PROBLEM TO SOLVE — Will you write out, word for word, every line from the one with "Give me a plain-text" to the final line of the data below, with the pictures left out?

ENTRIES PROVIDED —
----
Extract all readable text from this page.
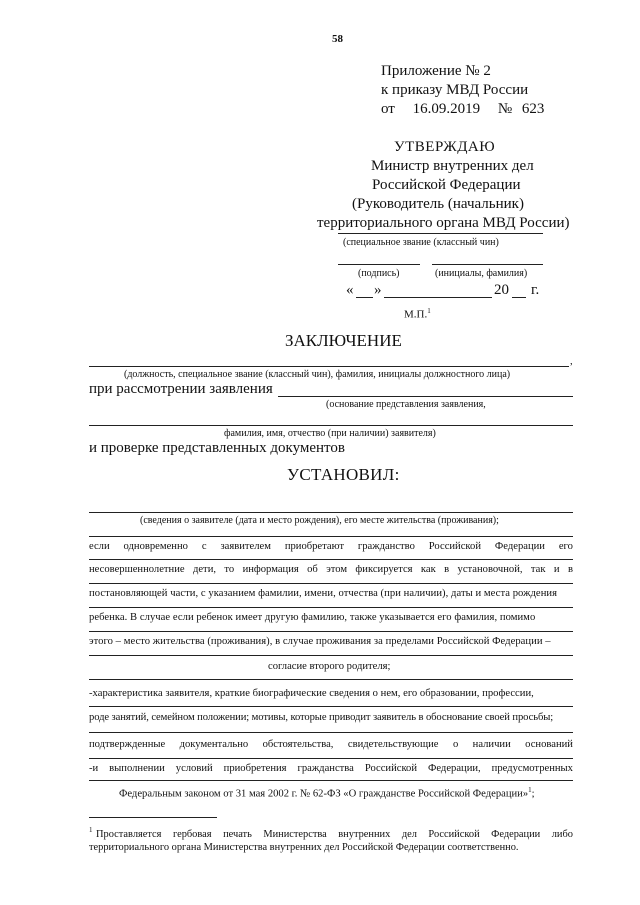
58
Приложение № 2
к приказу МВД России
от 16.09.2019 № 623
УТВЕРЖДАЮ
Министр внутренних дел
Российской Федерации
(Руководитель (начальник)
территориального органа МВД России)
(специальное звание (классный чин)
(подпись)	(инициалы, фамилия)
« »	20 г.
М.П.$^1$
ЗАКЛЮЧЕНИЕ
,
(должность, специальное звание (классный чин), фамилия, инициалы должностного лица)
при рассмотрении заявления
(основание представления заявления,
фамилия, имя, отчество (при наличии) заявителя)
и проверке представленных документов
УСТАНОВИЛ:
(сведения о заявителе (дата и место рождения), его месте жительства (проживания);
если одновременно с заявителем приобретают гражданство Российской Федерации его
несовершеннолетние дети, то информация об этом фиксируется как в установочной, так и в
постановляющей части, с указанием фамилии, имени, отчества (при наличии), даты и места рождения
ребенка. В случае если ребенок имеет другую фамилию, также указывается его фамилия, помимо
этого – место жительства (проживания), в случае проживания за пределами Российской Федерации –
согласие второго родителя;
-характеристика заявителя, краткие биографические сведения о нем, его образовании, профессии,
роде занятий, семейном положении; мотивы, которые приводит заявитель в обоснование своей просьбы;
подтвержденные документально обстоятельства, свидетельствующие о наличии оснований
-и выполнении условий приобретения гражданства Российской Федерации, предусмотренных
Федеральным законом от 31 мая 2002 г. № 62-ФЗ «О гражданстве Российской Федерации»$^1$;
$^1$ Проставляется гербовая печать Министерства внутренних дел Российской Федерации либо
территориального органа Министерства внутренних дел Российской Федерации соответственно.
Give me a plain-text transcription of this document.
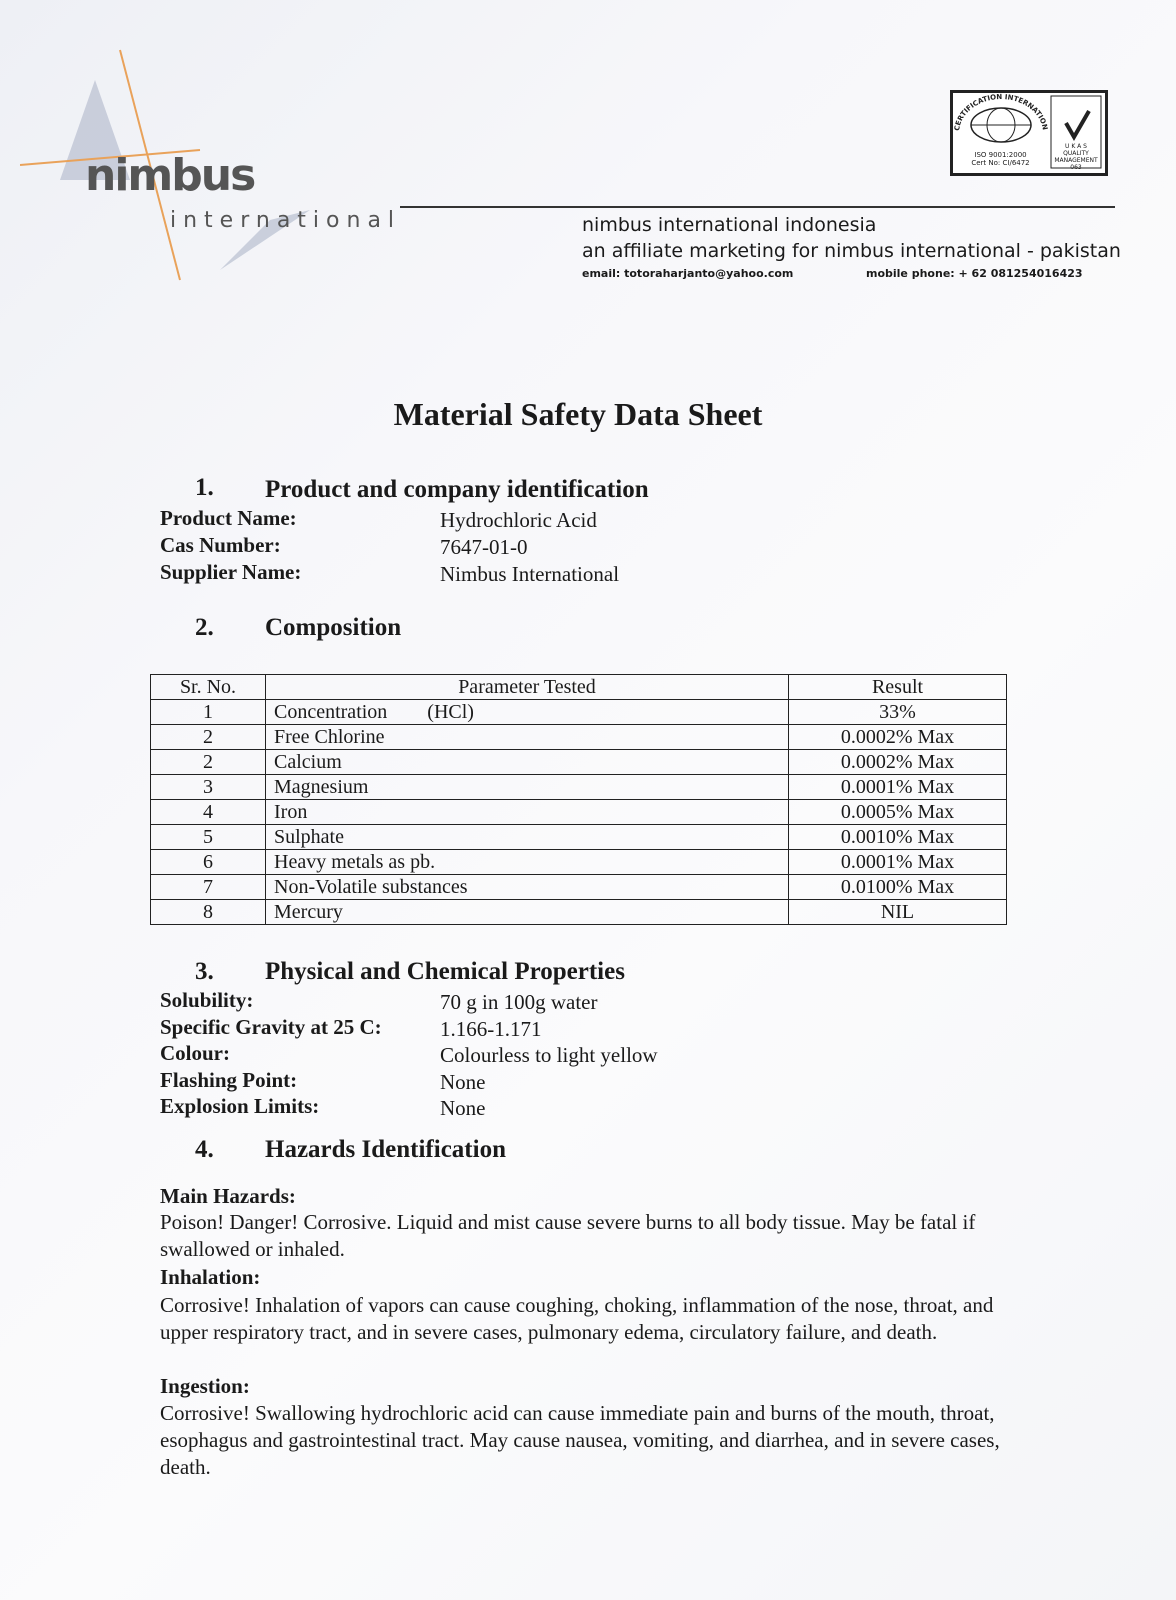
nimbus
international
CERTIFICATION INTERNATION
ISO 9001:2000
Cert No: CI/6472
U K A S
QUALITY MANAGEMENT
063
nimbus international indonesia
an affiliate marketing for nimbus international - pakistan
email: totoraharjanto@yahoo.com	mobile phone: + 62 081254016423
Material Safety Data Sheet
1. Product and company identification
Product Name:	Hydrochloric Acid
Cas Number:	7647-01-0
Supplier Name:	Nimbus International
2. Composition
Sr. No.	Parameter Tested	Result
1	Concentration        (HCl)	33%
2	Free Chlorine	0.0002% Max
2	Calcium	0.0002% Max
3	Magnesium	0.0001% Max
4	Iron	0.0005% Max
5	Sulphate	0.0010% Max
6	Heavy metals as pb.	0.0001% Max
7	Non-Volatile substances	0.0100% Max
8	Mercury	NIL
3. Physical and Chemical Properties
Solubility:	70 g in 100g water
Specific Gravity at 25 C:	1.166-1.171
Colour:	Colourless to light yellow
Flashing Point:	None
Explosion Limits:	None
4. Hazards Identification
Main Hazards:
Poison! Danger! Corrosive. Liquid and mist cause severe burns to all body tissue. May be fatal if swallowed or inhaled.
Inhalation:
Corrosive! Inhalation of vapors can cause coughing, choking, inflammation of the nose, throat, and upper respiratory tract, and in severe cases, pulmonary edema, circulatory failure, and death.
Ingestion:
Corrosive! Swallowing hydrochloric acid can cause immediate pain and burns of the mouth, throat, esophagus and gastrointestinal tract. May cause nausea, vomiting, and diarrhea, and in severe cases, death.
----
TASK RESULT —
Give me a plain-text transcription of this document.
nimbus
international
CERTIFICATION INTERNATION
ISO 9001:2000
Cert No: CI/6472
U K A S
QUALITY MANAGEMENT
063
nimbus international indonesia
an affiliate marketing for nimbus international - pakistan
email: totoraharjanto@yahoo.com	mobile phone: + 62 081254016423
Material Safety Data Sheet
1. Product and company identification
Product Name:	Hydrochloric Acid
Cas Number:	7647-01-0
Supplier Name:	Nimbus International
2. Composition
Sr. No.	Parameter Tested	Result
1	Concentration        (HCl)	33%
2	Free Chlorine	0.0002% Max
2	Calcium	0.0002% Max
3	Magnesium	0.0001% Max
4	Iron	0.0005% Max
5	Sulphate	0.0010% Max
6	Heavy metals as pb.	0.0001% Max
7	Non-Volatile substances	0.0100% Max
8	Mercury	NIL
3. Physical and Chemical Properties
Solubility:	70 g in 100g water
Specific Gravity at 25 C:	1.166-1.171
Colour:	Colourless to light yellow
Flashing Point:	None
Explosion Limits:	None
4. Hazards Identification
Main Hazards:
Poison! Danger! Corrosive. Liquid and mist cause severe burns to all body tissue. May be fatal if swallowed or inhaled.
Inhalation:
Corrosive! Inhalation of vapors can cause coughing, choking, inflammation of the nose, throat, and upper respiratory tract, and in severe cases, pulmonary edema, circulatory failure, and death.
Ingestion:
Corrosive! Swallowing hydrochloric acid can cause immediate pain and burns of the mouth, throat, esophagus and gastrointestinal tract. May cause nausea, vomiting, and diarrhea, and in severe cases, death.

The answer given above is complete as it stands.